"""

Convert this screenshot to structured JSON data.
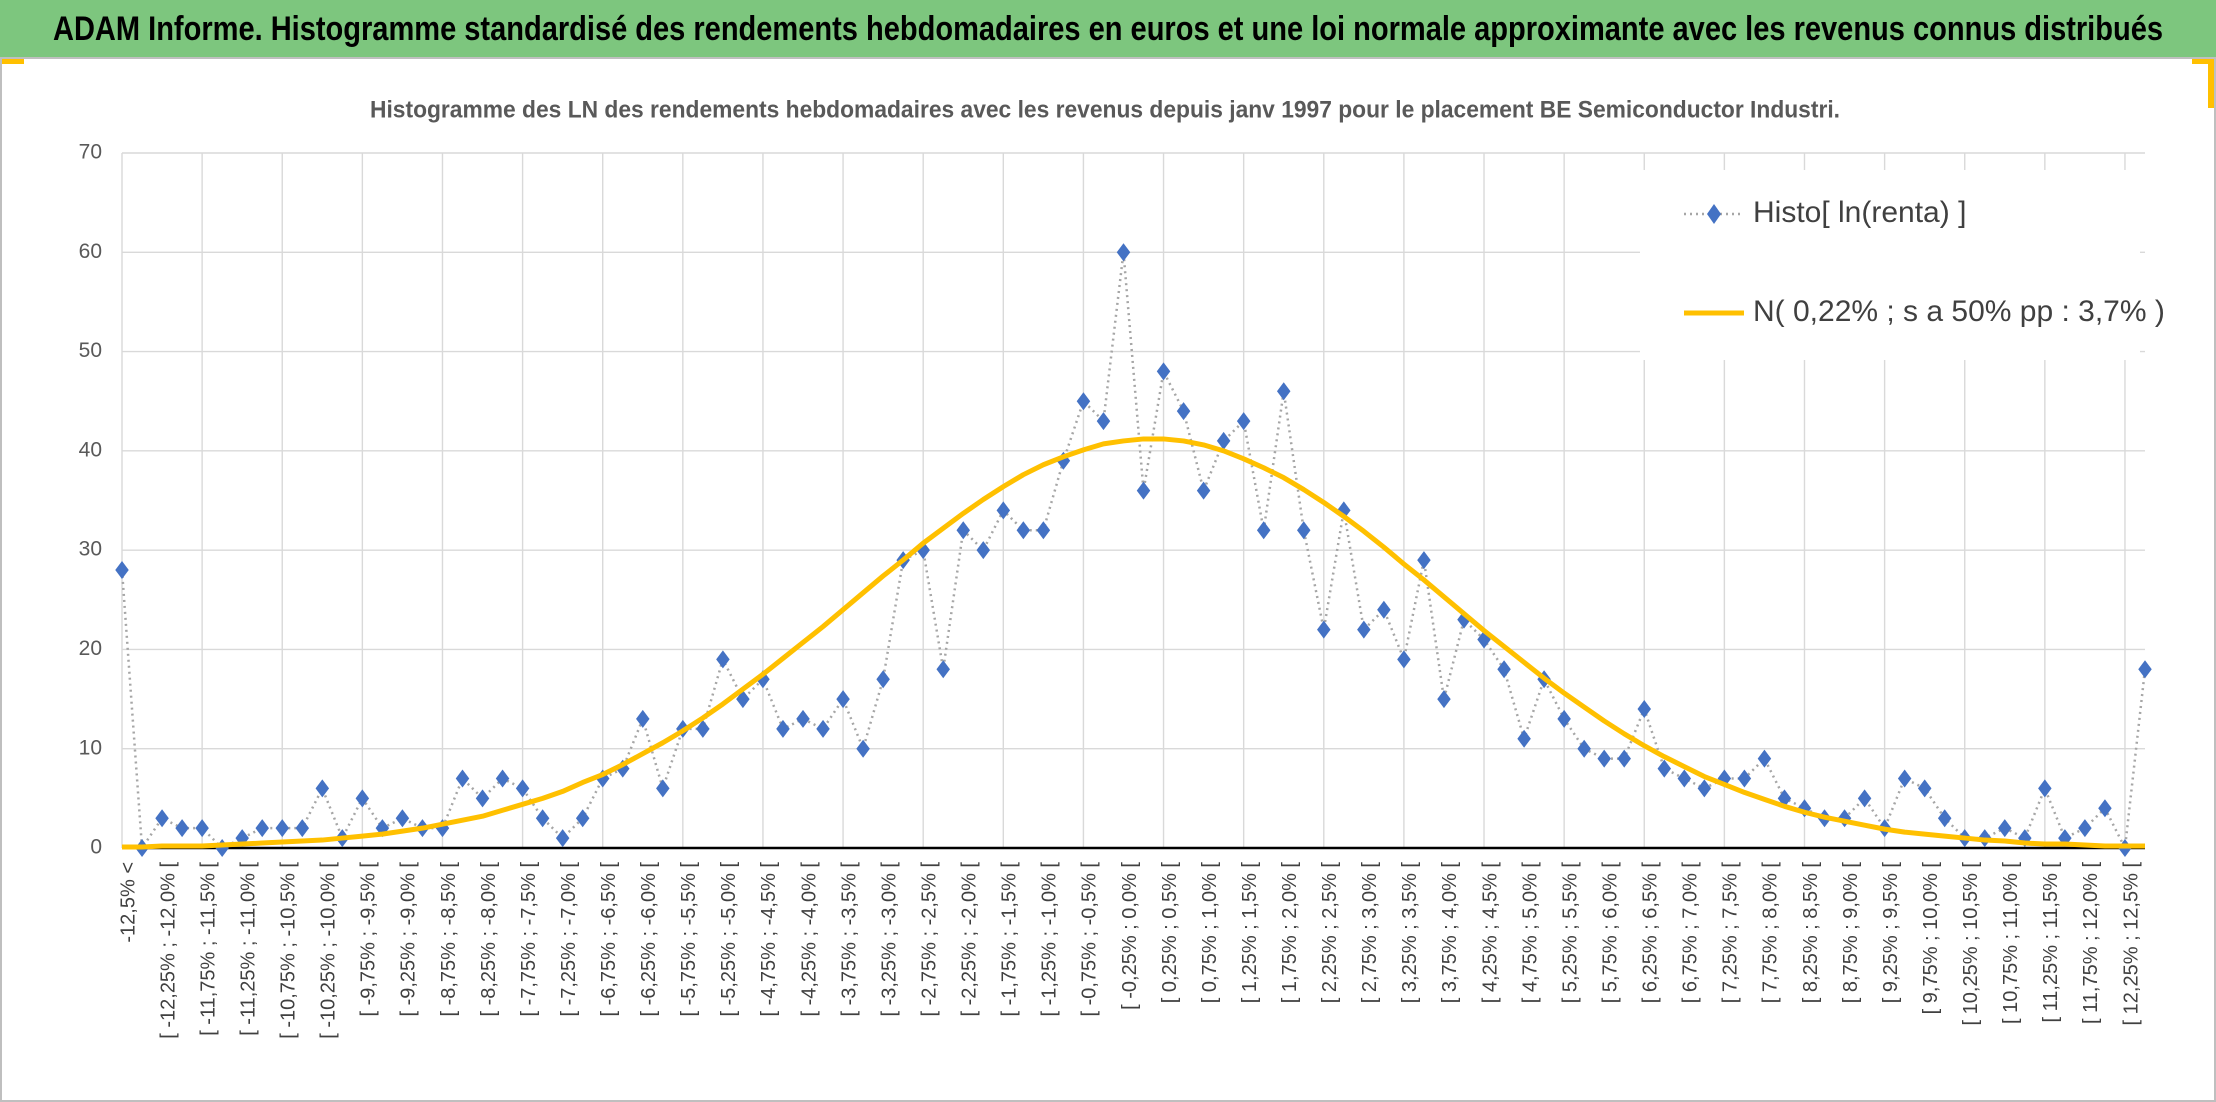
{
  "chart_data": {
    "type": "line",
    "title": "ADAM Informe. Histogramme standardisé des rendements hebdomadaires en euros et une loi normale approximante avec les revenus connus distribués",
    "subtitle": "Histogramme des LN des rendements hebdomadaires avec les revenus depuis janv 1997 pour le placement BE Semiconductor Industri.",
    "categories": [
      "-12,5% <",
      null,
      "[ -12,25% ; -12,0% [",
      null,
      "[ -11,75% ; -11,5% [",
      null,
      "[ -11,25% ; -11,0% [",
      null,
      "[ -10,75% ; -10,5% [",
      null,
      "[ -10,25% ; -10,0% [",
      null,
      "[ -9,75% ; -9,5% [",
      null,
      "[ -9,25% ; -9,0% [",
      null,
      "[ -8,75% ; -8,5% [",
      null,
      "[ -8,25% ; -8,0% [",
      null,
      "[ -7,75% ; -7,5% [",
      null,
      "[ -7,25% ; -7,0% [",
      null,
      "[ -6,75% ; -6,5% [",
      null,
      "[ -6,25% ; -6,0% [",
      null,
      "[ -5,75% ; -5,5% [",
      null,
      "[ -5,25% ; -5,0% [",
      null,
      "[ -4,75% ; -4,5% [",
      null,
      "[ -4,25% ; -4,0% [",
      null,
      "[ -3,75% ; -3,5% [",
      null,
      "[ -3,25% ; -3,0% [",
      null,
      "[ -2,75% ; -2,5% [",
      null,
      "[ -2,25% ; -2,0% [",
      null,
      "[ -1,75% ; -1,5% [",
      null,
      "[ -1,25% ; -1,0% [",
      null,
      "[ -0,75% ; -0,5% [",
      null,
      "[ -0,25% ; 0,0% [",
      null,
      "[ 0,25% ; 0,5% [",
      null,
      "[ 0,75% ; 1,0% [",
      null,
      "[ 1,25% ; 1,5% [",
      null,
      "[ 1,75% ; 2,0% [",
      null,
      "[ 2,25% ; 2,5% [",
      null,
      "[ 2,75% ; 3,0% [",
      null,
      "[ 3,25% ; 3,5% [",
      null,
      "[ 3,75% ; 4,0% [",
      null,
      "[ 4,25% ; 4,5% [",
      null,
      "[ 4,75% ; 5,0% [",
      null,
      "[ 5,25% ; 5,5% [",
      null,
      "[ 5,75% ; 6,0% [",
      null,
      "[ 6,25% ; 6,5% [",
      null,
      "[ 6,75% ; 7,0% [",
      null,
      "[ 7,25% ; 7,5% [",
      null,
      "[ 7,75% ; 8,0% [",
      null,
      "[ 8,25% ; 8,5% [",
      null,
      "[ 8,75% ; 9,0% [",
      null,
      "[ 9,25% ; 9,5% [",
      null,
      "[ 9,75% ; 10,0% [",
      null,
      "[ 10,25% ; 10,5% [",
      null,
      "[ 10,75% ; 11,0% [",
      null,
      "[ 11,25% ; 11,5% [",
      null,
      "[ 11,75% ; 12,0% [",
      null,
      "[ 12,25% ; 12,5% [",
      null
    ],
    "series": [
      {
        "name": "Histo[ ln(renta) ]",
        "color": "#4472c4",
        "line_color": "#a6a6a6",
        "values": [
          28,
          0,
          3,
          2,
          2,
          0,
          1,
          2,
          2,
          2,
          6,
          1,
          5,
          2,
          3,
          2,
          2,
          7,
          5,
          7,
          6,
          3,
          1,
          3,
          7,
          8,
          13,
          6,
          12,
          12,
          19,
          15,
          17,
          12,
          13,
          12,
          15,
          10,
          17,
          29,
          30,
          18,
          32,
          30,
          34,
          32,
          32,
          39,
          45,
          43,
          60,
          36,
          48,
          44,
          36,
          41,
          43,
          32,
          46,
          32,
          22,
          34,
          22,
          24,
          19,
          29,
          15,
          23,
          21,
          18,
          11,
          17,
          13,
          10,
          9,
          9,
          14,
          8,
          7,
          6,
          7,
          7,
          9,
          5,
          4,
          3,
          3,
          5,
          2,
          7,
          6,
          3,
          1,
          1,
          2,
          1,
          6,
          1,
          2,
          4,
          0,
          18
        ]
      },
      {
        "name": "N( 0,22% ; s a 50% pp : 3,7% )",
        "color": "#ffc000",
        "values": [
          0.1,
          0.1,
          0.2,
          0.2,
          0.2,
          0.3,
          0.4,
          0.5,
          0.6,
          0.7,
          0.8,
          1.0,
          1.2,
          1.4,
          1.7,
          2.0,
          2.4,
          2.8,
          3.2,
          3.8,
          4.4,
          5.0,
          5.7,
          6.6,
          7.4,
          8.4,
          9.5,
          10.6,
          11.8,
          13.1,
          14.5,
          16.0,
          17.5,
          19.1,
          20.7,
          22.3,
          24.0,
          25.7,
          27.4,
          29.0,
          30.7,
          32.2,
          33.7,
          35.1,
          36.4,
          37.6,
          38.6,
          39.4,
          40.1,
          40.7,
          41.0,
          41.2,
          41.2,
          41.0,
          40.6,
          40.0,
          39.2,
          38.3,
          37.3,
          36.1,
          34.8,
          33.4,
          31.9,
          30.3,
          28.6,
          27.0,
          25.3,
          23.6,
          21.9,
          20.3,
          18.7,
          17.1,
          15.6,
          14.2,
          12.8,
          11.5,
          10.3,
          9.2,
          8.2,
          7.2,
          6.4,
          5.6,
          4.9,
          4.2,
          3.6,
          3.1,
          2.7,
          2.3,
          1.9,
          1.6,
          1.4,
          1.2,
          1.0,
          0.8,
          0.7,
          0.5,
          0.4,
          0.4,
          0.3,
          0.2,
          0.2,
          0.2
        ]
      }
    ],
    "ylim": [
      0,
      70
    ],
    "yticks": [
      0,
      10,
      20,
      30,
      40,
      50,
      60,
      70
    ],
    "grid": true,
    "legend": "top-right"
  }
}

"""

_Problem to work on:_ Of the lines above, how many hold the string "hebdomadaires"? Answer with only the number.

_Final result:_ 2